Your task »
Write every line out verbatim and omit the pictures.

Records supplied »
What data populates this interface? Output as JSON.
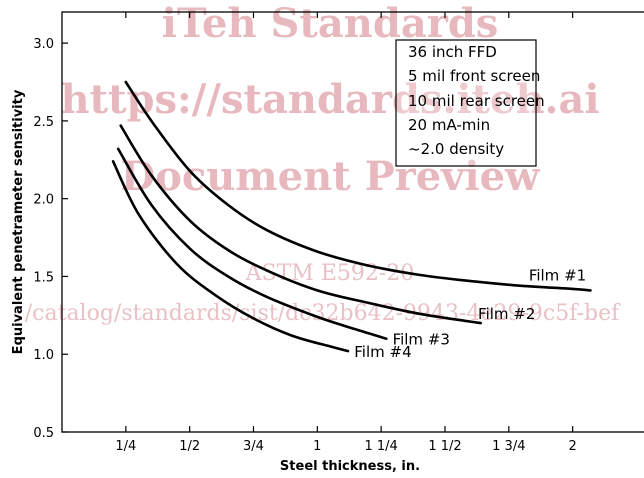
{
  "watermark": {
    "line1": "iTeh Standards",
    "line2": "https://standards.iteh.ai",
    "line3": "Document Preview",
    "line4": "ASTM E592-20",
    "line5": "/catalog/standards/sist/dc32b642-9943-4e29-9c5f-bef"
  },
  "chart_data": {
    "type": "line",
    "xlabel": "Steel thickness, in.",
    "ylabel": "Equivalent penetrameter sensitivity",
    "xlim": [
      0,
      2.35
    ],
    "ylim": [
      0.5,
      3.2
    ],
    "x_ticks": [
      0.25,
      0.5,
      0.75,
      1.0,
      1.25,
      1.5,
      1.75,
      2.0
    ],
    "x_tick_labels": [
      "1/4",
      "1/2",
      "3/4",
      "1",
      "1 1/4",
      "1 1/2",
      "1 3/4",
      "2"
    ],
    "y_ticks": [
      0.5,
      1.0,
      1.5,
      2.0,
      2.5,
      3.0
    ],
    "y_tick_labels": [
      "0.5",
      "1.0",
      "1.5",
      "2.0",
      "2.5",
      "3.0"
    ],
    "grid": false,
    "info_box": [
      "36 inch FFD",
      "5 mil front screen",
      "10 mil rear screen",
      "20 mA-min",
      "~2.0 density"
    ],
    "series": [
      {
        "name": "Film #1",
        "x": [
          0.25,
          0.35,
          0.5,
          0.65,
          0.8,
          1.0,
          1.2,
          1.4,
          1.6,
          1.8,
          2.0,
          2.07
        ],
        "y": [
          2.75,
          2.5,
          2.18,
          1.96,
          1.8,
          1.66,
          1.57,
          1.51,
          1.47,
          1.44,
          1.42,
          1.41
        ]
      },
      {
        "name": "Film #2",
        "x": [
          0.23,
          0.35,
          0.5,
          0.65,
          0.8,
          1.0,
          1.2,
          1.4,
          1.6,
          1.64
        ],
        "y": [
          2.47,
          2.15,
          1.86,
          1.67,
          1.54,
          1.41,
          1.33,
          1.26,
          1.21,
          1.2
        ]
      },
      {
        "name": "Film #3",
        "x": [
          0.22,
          0.35,
          0.5,
          0.65,
          0.8,
          1.0,
          1.15,
          1.27
        ],
        "y": [
          2.32,
          1.96,
          1.68,
          1.5,
          1.37,
          1.24,
          1.16,
          1.1
        ]
      },
      {
        "name": "Film #4",
        "x": [
          0.2,
          0.3,
          0.45,
          0.6,
          0.75,
          0.9,
          1.05,
          1.12
        ],
        "y": [
          2.24,
          1.9,
          1.58,
          1.38,
          1.23,
          1.12,
          1.05,
          1.02
        ]
      }
    ]
  }
}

Response below »
What data populates this interface? Output as JSON.
{
  "watermark": {
    "line1": "iTeh Standards",
    "line2": "https://standards.iteh.ai",
    "line3": "Document Preview",
    "line4": "ASTM E592-20",
    "line5": "/catalog/standards/sist/dc32b642-9943-4e29-9c5f-bef"
  },
  "chart_data": {
    "type": "line",
    "xlabel": "Steel thickness, in.",
    "ylabel": "Equivalent penetrameter sensitivity",
    "xlim": [
      0,
      2.35
    ],
    "ylim": [
      0.5,
      3.2
    ],
    "x_ticks": [
      0.25,
      0.5,
      0.75,
      1.0,
      1.25,
      1.5,
      1.75,
      2.0
    ],
    "x_tick_labels": [
      "1/4",
      "1/2",
      "3/4",
      "1",
      "1 1/4",
      "1 1/2",
      "1 3/4",
      "2"
    ],
    "y_ticks": [
      0.5,
      1.0,
      1.5,
      2.0,
      2.5,
      3.0
    ],
    "y_tick_labels": [
      "0.5",
      "1.0",
      "1.5",
      "2.0",
      "2.5",
      "3.0"
    ],
    "grid": false,
    "info_box": [
      "36 inch FFD",
      "5 mil front screen",
      "10 mil rear screen",
      "20 mA-min",
      "~2.0 density"
    ],
    "series": [
      {
        "name": "Film #1",
        "x": [
          0.25,
          0.35,
          0.5,
          0.65,
          0.8,
          1.0,
          1.2,
          1.4,
          1.6,
          1.8,
          2.0,
          2.07
        ],
        "y": [
          2.75,
          2.5,
          2.18,
          1.96,
          1.8,
          1.66,
          1.57,
          1.51,
          1.47,
          1.44,
          1.42,
          1.41
        ]
      },
      {
        "name": "Film #2",
        "x": [
          0.23,
          0.35,
          0.5,
          0.65,
          0.8,
          1.0,
          1.2,
          1.4,
          1.6,
          1.64
        ],
        "y": [
          2.47,
          2.15,
          1.86,
          1.67,
          1.54,
          1.41,
          1.33,
          1.26,
          1.21,
          1.2
        ]
      },
      {
        "name": "Film #3",
        "x": [
          0.22,
          0.35,
          0.5,
          0.65,
          0.8,
          1.0,
          1.15,
          1.27
        ],
        "y": [
          2.32,
          1.96,
          1.68,
          1.5,
          1.37,
          1.24,
          1.16,
          1.1
        ]
      },
      {
        "name": "Film #4",
        "x": [
          0.2,
          0.3,
          0.45,
          0.6,
          0.75,
          0.9,
          1.05,
          1.12
        ],
        "y": [
          2.24,
          1.9,
          1.58,
          1.38,
          1.23,
          1.12,
          1.05,
          1.02
        ]
      }
    ]
  }
}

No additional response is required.